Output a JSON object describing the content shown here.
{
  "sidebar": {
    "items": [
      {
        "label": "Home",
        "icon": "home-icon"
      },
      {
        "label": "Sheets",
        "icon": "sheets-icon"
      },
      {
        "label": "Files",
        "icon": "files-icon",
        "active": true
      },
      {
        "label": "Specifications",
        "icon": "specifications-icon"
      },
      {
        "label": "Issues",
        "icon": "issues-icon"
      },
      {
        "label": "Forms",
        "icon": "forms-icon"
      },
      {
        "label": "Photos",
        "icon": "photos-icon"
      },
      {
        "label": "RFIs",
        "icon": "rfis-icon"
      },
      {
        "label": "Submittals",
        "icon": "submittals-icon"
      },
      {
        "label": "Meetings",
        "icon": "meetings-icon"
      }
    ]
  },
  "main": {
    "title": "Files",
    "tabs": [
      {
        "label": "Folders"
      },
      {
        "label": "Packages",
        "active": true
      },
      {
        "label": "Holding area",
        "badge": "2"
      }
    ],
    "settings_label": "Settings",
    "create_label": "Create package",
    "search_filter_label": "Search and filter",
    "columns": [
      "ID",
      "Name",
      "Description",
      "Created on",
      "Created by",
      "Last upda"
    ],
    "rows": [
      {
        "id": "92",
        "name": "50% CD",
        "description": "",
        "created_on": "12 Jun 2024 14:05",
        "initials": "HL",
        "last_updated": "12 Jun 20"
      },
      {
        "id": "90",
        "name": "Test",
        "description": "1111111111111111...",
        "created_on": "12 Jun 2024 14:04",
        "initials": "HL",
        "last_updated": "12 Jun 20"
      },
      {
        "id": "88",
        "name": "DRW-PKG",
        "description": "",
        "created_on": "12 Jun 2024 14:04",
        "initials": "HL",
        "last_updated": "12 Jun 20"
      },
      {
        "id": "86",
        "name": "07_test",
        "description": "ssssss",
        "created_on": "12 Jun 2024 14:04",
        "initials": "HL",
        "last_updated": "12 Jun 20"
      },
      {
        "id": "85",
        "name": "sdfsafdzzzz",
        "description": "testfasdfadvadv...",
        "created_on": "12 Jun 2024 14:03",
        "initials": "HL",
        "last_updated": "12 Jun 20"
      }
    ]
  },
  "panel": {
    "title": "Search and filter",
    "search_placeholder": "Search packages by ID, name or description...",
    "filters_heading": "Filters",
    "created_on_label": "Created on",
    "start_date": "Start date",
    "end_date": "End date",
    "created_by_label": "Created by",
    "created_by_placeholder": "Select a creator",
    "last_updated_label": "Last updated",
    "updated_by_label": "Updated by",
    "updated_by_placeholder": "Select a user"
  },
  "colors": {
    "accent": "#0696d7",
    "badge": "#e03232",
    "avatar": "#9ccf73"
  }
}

### [STATED TASK]
Look through the data and gather every line with the string "Search" in it.

### [EXERCISE OUTPUT]
    "search_filter_label": "Search and filter",
    "title": "Search and filter",
    "search_placeholder": "Search packages by ID, name or description...",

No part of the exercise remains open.